== Problem description ==
Each entry below should be echoed exactly, with pictures omitted.

== Exercise input ==

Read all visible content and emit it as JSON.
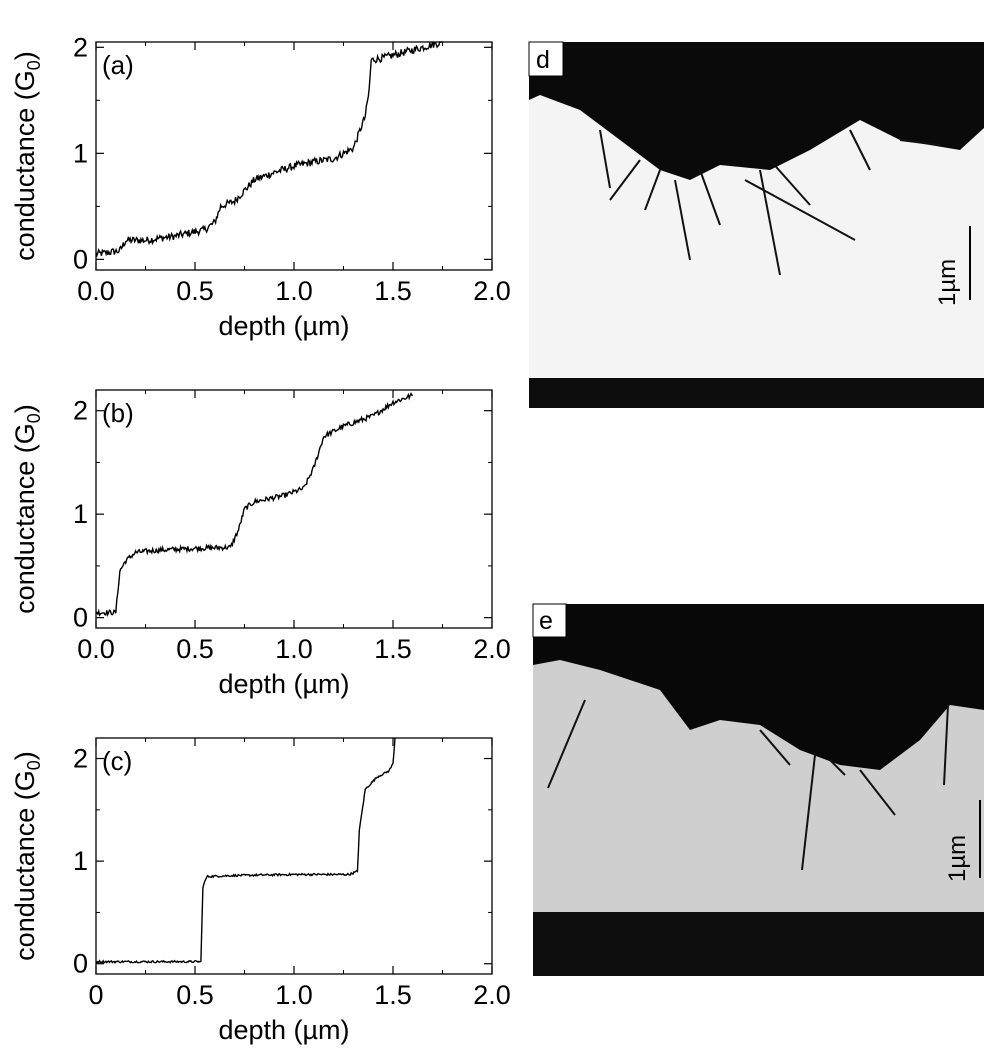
{
  "chart_data": [
    {
      "type": "line",
      "panel_label": "(a)",
      "xlabel": "depth (µm)",
      "ylabel": "conductance (G0)",
      "xlim": [
        0,
        2.0
      ],
      "ylim": [
        -0.1,
        2.05
      ],
      "xticks": [
        "0.0",
        "0.5",
        "1.0",
        "1.5",
        "2.0"
      ],
      "yticks": [
        "0",
        "1",
        "2"
      ],
      "x": [
        0.0,
        0.12,
        0.15,
        0.25,
        0.4,
        0.55,
        0.6,
        0.63,
        0.7,
        0.8,
        0.9,
        1.0,
        1.1,
        1.2,
        1.3,
        1.36,
        1.38,
        1.39,
        1.45,
        1.55,
        1.65,
        1.75
      ],
      "y": [
        0.05,
        0.08,
        0.18,
        0.18,
        0.22,
        0.28,
        0.35,
        0.5,
        0.55,
        0.75,
        0.82,
        0.88,
        0.92,
        0.95,
        1.05,
        1.35,
        1.6,
        1.88,
        1.9,
        1.95,
        2.0,
        2.05
      ],
      "noise": 0.035
    },
    {
      "type": "line",
      "panel_label": "(b)",
      "xlabel": "depth (µm)",
      "ylabel": "conductance (G0)",
      "xlim": [
        0,
        2.0
      ],
      "ylim": [
        -0.1,
        2.2
      ],
      "xticks": [
        "0.0",
        "0.5",
        "1.0",
        "1.5",
        "2.0"
      ],
      "yticks": [
        "0",
        "1",
        "2"
      ],
      "x": [
        0.0,
        0.1,
        0.12,
        0.15,
        0.2,
        0.3,
        0.5,
        0.68,
        0.72,
        0.75,
        0.8,
        0.95,
        1.05,
        1.1,
        1.15,
        1.25,
        1.4,
        1.5,
        1.6
      ],
      "y": [
        0.05,
        0.05,
        0.45,
        0.55,
        0.63,
        0.65,
        0.67,
        0.68,
        0.85,
        1.05,
        1.12,
        1.18,
        1.25,
        1.45,
        1.75,
        1.85,
        1.95,
        2.08,
        2.15
      ],
      "noise": 0.025
    },
    {
      "type": "line",
      "panel_label": "(c)",
      "xlabel": "depth (µm)",
      "ylabel": "conductance (G0)",
      "xlim": [
        0,
        2.0
      ],
      "ylim": [
        -0.1,
        2.2
      ],
      "xticks": [
        "0",
        "0.5",
        "1.0",
        "1.5",
        "2.0"
      ],
      "yticks": [
        "0",
        "1",
        "2"
      ],
      "x": [
        0.0,
        0.52,
        0.53,
        0.54,
        0.56,
        0.7,
        1.0,
        1.28,
        1.32,
        1.33,
        1.36,
        1.42,
        1.48,
        1.5,
        1.51
      ],
      "y": [
        0.02,
        0.02,
        0.02,
        0.75,
        0.85,
        0.86,
        0.87,
        0.87,
        0.9,
        1.3,
        1.7,
        1.82,
        1.88,
        1.95,
        2.2
      ],
      "noise": 0.01
    }
  ],
  "images": [
    {
      "label": "d",
      "scale_bar": "1µm"
    },
    {
      "label": "e",
      "scale_bar": "1µm"
    }
  ]
}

== Exercise result ==
Read all visible content and emit it as JSON.
{
  "chart_data": [
    {
      "type": "line",
      "panel_label": "(a)",
      "xlabel": "depth (µm)",
      "ylabel": "conductance (G0)",
      "xlim": [
        0,
        2.0
      ],
      "ylim": [
        -0.1,
        2.05
      ],
      "xticks": [
        "0.0",
        "0.5",
        "1.0",
        "1.5",
        "2.0"
      ],
      "yticks": [
        "0",
        "1",
        "2"
      ],
      "x": [
        0.0,
        0.12,
        0.15,
        0.25,
        0.4,
        0.55,
        0.6,
        0.63,
        0.7,
        0.8,
        0.9,
        1.0,
        1.1,
        1.2,
        1.3,
        1.36,
        1.38,
        1.39,
        1.45,
        1.55,
        1.65,
        1.75
      ],
      "y": [
        0.05,
        0.08,
        0.18,
        0.18,
        0.22,
        0.28,
        0.35,
        0.5,
        0.55,
        0.75,
        0.82,
        0.88,
        0.92,
        0.95,
        1.05,
        1.35,
        1.6,
        1.88,
        1.9,
        1.95,
        2.0,
        2.05
      ],
      "noise": 0.035
    },
    {
      "type": "line",
      "panel_label": "(b)",
      "xlabel": "depth (µm)",
      "ylabel": "conductance (G0)",
      "xlim": [
        0,
        2.0
      ],
      "ylim": [
        -0.1,
        2.2
      ],
      "xticks": [
        "0.0",
        "0.5",
        "1.0",
        "1.5",
        "2.0"
      ],
      "yticks": [
        "0",
        "1",
        "2"
      ],
      "x": [
        0.0,
        0.1,
        0.12,
        0.15,
        0.2,
        0.3,
        0.5,
        0.68,
        0.72,
        0.75,
        0.8,
        0.95,
        1.05,
        1.1,
        1.15,
        1.25,
        1.4,
        1.5,
        1.6
      ],
      "y": [
        0.05,
        0.05,
        0.45,
        0.55,
        0.63,
        0.65,
        0.67,
        0.68,
        0.85,
        1.05,
        1.12,
        1.18,
        1.25,
        1.45,
        1.75,
        1.85,
        1.95,
        2.08,
        2.15
      ],
      "noise": 0.025
    },
    {
      "type": "line",
      "panel_label": "(c)",
      "xlabel": "depth (µm)",
      "ylabel": "conductance (G0)",
      "xlim": [
        0,
        2.0
      ],
      "ylim": [
        -0.1,
        2.2
      ],
      "xticks": [
        "0",
        "0.5",
        "1.0",
        "1.5",
        "2.0"
      ],
      "yticks": [
        "0",
        "1",
        "2"
      ],
      "x": [
        0.0,
        0.52,
        0.53,
        0.54,
        0.56,
        0.7,
        1.0,
        1.28,
        1.32,
        1.33,
        1.36,
        1.42,
        1.48,
        1.5,
        1.51
      ],
      "y": [
        0.02,
        0.02,
        0.02,
        0.75,
        0.85,
        0.86,
        0.87,
        0.87,
        0.9,
        1.3,
        1.7,
        1.82,
        1.88,
        1.95,
        2.2
      ],
      "noise": 0.01
    }
  ],
  "images": [
    {
      "label": "d",
      "scale_bar": "1µm"
    },
    {
      "label": "e",
      "scale_bar": "1µm"
    }
  ]
}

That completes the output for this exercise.